**Description of the task:**
Identify the lines in the data below that contain "content" and give only how many there are.

**Given records:**
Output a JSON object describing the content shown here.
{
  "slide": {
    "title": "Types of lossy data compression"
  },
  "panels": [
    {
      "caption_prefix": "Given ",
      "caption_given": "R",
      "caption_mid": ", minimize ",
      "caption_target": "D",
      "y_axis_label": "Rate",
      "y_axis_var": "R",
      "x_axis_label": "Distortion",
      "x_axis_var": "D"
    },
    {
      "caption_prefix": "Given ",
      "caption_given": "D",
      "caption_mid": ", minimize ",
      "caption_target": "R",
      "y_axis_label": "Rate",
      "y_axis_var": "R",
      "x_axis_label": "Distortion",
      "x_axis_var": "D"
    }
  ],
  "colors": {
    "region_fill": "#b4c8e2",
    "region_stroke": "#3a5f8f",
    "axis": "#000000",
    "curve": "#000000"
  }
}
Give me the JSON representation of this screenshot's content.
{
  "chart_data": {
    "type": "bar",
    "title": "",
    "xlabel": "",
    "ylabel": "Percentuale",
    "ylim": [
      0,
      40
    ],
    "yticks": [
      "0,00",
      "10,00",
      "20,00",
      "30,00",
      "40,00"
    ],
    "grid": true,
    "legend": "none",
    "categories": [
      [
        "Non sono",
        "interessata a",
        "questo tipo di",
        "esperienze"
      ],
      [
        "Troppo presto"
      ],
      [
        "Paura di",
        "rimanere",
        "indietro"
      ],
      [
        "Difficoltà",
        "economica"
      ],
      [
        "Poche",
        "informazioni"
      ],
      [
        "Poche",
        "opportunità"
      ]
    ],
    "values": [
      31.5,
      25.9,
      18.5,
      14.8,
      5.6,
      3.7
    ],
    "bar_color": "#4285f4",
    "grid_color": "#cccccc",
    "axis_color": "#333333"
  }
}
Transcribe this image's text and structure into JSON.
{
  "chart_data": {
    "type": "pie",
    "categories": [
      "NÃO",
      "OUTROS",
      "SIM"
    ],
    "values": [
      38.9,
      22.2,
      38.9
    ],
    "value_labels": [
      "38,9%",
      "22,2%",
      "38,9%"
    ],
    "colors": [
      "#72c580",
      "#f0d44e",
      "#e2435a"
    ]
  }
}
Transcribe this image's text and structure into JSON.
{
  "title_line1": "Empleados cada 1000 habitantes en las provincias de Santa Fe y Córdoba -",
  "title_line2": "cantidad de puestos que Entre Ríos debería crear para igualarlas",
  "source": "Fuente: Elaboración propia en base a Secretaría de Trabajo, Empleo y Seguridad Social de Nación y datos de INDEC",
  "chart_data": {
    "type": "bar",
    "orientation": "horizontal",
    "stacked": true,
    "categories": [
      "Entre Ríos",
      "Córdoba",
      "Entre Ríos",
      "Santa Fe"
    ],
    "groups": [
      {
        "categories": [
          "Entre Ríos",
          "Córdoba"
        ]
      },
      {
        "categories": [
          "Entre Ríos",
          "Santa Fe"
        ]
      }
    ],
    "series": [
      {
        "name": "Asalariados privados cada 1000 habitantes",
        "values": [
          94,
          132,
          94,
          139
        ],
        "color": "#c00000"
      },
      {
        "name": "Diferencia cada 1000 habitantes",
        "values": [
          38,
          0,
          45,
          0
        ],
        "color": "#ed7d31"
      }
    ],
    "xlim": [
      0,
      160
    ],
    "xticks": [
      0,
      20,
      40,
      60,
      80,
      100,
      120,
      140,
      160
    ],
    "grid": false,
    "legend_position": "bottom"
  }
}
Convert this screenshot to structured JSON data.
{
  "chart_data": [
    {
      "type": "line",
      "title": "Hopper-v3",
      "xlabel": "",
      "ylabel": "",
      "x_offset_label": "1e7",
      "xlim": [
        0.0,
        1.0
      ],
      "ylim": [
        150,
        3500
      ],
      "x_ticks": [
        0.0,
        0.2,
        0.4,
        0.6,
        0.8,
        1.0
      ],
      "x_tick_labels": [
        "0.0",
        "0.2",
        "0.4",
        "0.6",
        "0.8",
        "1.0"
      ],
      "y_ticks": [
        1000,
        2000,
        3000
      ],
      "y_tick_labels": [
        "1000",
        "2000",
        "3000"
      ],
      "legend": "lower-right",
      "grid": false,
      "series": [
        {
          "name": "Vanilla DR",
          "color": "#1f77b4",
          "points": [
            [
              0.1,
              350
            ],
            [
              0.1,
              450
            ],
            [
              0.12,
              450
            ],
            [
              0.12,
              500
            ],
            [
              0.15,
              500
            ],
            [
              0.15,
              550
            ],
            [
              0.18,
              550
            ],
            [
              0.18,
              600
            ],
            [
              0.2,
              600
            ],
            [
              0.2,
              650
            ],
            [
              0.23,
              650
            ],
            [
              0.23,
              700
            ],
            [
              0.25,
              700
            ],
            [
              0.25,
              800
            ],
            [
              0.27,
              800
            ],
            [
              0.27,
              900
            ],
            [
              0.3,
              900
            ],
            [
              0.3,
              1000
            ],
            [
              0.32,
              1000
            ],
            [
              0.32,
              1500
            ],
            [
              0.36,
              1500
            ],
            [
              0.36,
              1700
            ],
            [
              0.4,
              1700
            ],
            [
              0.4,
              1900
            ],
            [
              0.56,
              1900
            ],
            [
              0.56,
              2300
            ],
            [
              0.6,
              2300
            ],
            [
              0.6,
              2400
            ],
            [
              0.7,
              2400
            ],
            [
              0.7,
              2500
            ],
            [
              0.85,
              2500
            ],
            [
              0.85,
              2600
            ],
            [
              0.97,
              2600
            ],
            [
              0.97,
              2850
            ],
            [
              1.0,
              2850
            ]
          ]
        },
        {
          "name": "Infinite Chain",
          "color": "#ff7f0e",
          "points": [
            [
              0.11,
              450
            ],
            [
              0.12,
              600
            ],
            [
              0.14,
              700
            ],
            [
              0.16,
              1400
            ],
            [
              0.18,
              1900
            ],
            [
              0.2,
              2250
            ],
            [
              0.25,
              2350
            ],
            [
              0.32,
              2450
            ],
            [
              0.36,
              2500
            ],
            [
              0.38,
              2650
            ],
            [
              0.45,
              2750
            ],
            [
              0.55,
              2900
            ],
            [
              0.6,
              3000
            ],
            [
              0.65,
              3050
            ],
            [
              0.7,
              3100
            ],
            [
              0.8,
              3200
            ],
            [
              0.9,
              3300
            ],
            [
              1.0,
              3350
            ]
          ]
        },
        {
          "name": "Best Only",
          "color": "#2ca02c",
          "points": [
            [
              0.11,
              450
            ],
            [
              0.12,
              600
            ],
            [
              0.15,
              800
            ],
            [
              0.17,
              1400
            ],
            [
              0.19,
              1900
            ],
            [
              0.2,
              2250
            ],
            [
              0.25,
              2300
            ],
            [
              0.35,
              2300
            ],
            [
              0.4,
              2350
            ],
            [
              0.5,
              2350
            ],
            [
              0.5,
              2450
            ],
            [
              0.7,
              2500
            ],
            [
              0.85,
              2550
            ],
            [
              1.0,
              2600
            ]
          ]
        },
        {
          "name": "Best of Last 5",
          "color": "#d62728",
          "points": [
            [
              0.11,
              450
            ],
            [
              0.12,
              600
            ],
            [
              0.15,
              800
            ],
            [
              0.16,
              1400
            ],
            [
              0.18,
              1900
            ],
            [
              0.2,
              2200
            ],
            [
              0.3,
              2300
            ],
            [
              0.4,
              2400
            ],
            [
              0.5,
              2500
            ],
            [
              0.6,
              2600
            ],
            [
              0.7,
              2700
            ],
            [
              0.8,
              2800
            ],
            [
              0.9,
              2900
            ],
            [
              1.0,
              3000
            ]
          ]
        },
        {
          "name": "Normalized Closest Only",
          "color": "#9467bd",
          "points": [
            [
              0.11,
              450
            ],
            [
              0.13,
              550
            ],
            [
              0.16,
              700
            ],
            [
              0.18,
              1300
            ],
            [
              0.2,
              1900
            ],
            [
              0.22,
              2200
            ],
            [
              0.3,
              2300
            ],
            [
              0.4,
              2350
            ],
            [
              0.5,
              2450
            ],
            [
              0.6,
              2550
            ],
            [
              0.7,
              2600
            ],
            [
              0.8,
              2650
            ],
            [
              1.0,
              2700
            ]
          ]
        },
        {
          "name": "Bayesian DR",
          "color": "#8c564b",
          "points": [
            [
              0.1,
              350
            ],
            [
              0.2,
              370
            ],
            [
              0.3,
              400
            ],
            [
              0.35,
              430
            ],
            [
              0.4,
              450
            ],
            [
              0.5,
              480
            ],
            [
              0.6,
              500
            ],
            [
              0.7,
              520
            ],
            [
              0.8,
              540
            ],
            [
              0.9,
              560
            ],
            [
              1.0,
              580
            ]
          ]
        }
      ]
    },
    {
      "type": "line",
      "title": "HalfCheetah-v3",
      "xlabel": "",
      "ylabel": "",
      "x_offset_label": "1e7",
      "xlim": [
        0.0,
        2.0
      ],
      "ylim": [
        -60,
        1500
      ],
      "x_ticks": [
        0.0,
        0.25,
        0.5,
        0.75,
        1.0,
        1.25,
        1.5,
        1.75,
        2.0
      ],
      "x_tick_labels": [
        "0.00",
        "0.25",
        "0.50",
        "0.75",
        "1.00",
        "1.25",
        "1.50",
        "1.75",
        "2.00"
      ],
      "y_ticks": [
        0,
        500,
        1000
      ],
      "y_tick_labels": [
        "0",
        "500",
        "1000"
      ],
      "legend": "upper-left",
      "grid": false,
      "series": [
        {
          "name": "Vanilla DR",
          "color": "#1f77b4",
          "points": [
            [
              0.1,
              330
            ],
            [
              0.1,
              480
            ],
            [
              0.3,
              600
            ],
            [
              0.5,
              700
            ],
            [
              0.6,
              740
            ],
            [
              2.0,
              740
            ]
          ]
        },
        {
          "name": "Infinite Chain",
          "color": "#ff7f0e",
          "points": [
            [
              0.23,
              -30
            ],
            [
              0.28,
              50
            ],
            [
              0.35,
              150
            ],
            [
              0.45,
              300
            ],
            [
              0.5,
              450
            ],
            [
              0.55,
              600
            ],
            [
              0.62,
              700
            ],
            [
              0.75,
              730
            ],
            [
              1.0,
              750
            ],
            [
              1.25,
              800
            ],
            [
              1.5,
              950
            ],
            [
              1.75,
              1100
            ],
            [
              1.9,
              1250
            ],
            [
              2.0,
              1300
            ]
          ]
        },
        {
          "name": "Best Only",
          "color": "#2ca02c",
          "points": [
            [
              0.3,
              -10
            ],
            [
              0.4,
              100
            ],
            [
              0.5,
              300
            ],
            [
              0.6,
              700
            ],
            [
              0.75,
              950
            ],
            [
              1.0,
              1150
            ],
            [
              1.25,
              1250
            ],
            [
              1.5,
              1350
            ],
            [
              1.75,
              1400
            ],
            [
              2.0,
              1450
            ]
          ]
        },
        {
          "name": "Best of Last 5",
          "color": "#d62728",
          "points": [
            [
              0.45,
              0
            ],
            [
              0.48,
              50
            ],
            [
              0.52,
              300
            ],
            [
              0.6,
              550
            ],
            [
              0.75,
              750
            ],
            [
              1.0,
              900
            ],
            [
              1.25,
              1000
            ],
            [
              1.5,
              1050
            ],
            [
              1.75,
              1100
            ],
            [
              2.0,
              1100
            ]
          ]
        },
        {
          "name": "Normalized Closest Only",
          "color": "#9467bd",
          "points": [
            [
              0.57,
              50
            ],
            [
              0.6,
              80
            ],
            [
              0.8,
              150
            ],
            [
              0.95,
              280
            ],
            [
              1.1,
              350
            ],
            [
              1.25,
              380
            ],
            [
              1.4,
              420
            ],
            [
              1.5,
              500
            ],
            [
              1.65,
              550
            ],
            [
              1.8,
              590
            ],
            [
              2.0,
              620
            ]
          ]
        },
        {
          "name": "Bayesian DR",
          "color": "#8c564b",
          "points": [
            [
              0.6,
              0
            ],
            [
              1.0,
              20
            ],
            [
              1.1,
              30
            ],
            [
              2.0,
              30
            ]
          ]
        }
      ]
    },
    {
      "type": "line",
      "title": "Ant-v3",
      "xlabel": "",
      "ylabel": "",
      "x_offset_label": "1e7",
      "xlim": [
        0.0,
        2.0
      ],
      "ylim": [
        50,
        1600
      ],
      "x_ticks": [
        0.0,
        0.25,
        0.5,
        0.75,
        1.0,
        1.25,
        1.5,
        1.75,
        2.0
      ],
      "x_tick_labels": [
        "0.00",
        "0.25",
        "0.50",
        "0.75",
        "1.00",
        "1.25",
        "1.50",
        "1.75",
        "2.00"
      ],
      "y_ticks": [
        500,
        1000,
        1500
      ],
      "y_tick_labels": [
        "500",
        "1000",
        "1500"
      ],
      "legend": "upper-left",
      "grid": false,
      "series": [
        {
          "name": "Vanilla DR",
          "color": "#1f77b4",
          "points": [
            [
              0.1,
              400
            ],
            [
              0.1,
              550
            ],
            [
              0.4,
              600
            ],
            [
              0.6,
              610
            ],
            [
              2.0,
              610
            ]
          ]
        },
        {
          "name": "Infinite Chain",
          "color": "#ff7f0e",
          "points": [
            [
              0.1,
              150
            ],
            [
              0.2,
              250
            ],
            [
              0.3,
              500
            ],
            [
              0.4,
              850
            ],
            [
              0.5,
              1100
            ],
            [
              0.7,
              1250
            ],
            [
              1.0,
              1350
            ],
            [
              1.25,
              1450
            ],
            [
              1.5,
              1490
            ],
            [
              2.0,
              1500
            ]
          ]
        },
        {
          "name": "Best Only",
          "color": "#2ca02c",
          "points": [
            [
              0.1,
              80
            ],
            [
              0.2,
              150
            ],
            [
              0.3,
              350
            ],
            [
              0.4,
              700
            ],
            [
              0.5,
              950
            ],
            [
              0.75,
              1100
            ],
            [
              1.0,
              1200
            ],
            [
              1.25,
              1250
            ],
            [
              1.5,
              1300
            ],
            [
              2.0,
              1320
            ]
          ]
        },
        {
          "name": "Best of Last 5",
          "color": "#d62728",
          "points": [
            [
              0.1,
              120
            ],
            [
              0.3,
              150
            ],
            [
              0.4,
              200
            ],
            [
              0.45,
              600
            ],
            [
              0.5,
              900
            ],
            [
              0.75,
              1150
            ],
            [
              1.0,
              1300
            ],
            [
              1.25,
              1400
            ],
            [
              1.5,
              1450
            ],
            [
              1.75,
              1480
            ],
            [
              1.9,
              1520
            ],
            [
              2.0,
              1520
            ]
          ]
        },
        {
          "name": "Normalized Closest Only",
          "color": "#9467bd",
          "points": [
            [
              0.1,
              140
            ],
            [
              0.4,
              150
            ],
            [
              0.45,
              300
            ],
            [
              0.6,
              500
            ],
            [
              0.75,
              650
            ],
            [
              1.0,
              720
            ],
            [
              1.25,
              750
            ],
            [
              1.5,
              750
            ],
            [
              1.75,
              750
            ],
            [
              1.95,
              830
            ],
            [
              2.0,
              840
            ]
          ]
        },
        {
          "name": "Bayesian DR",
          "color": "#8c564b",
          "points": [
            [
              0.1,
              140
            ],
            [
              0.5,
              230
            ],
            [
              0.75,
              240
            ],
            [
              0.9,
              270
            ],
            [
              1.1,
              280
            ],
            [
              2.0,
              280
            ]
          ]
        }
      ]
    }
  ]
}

**Finished exercise:**
2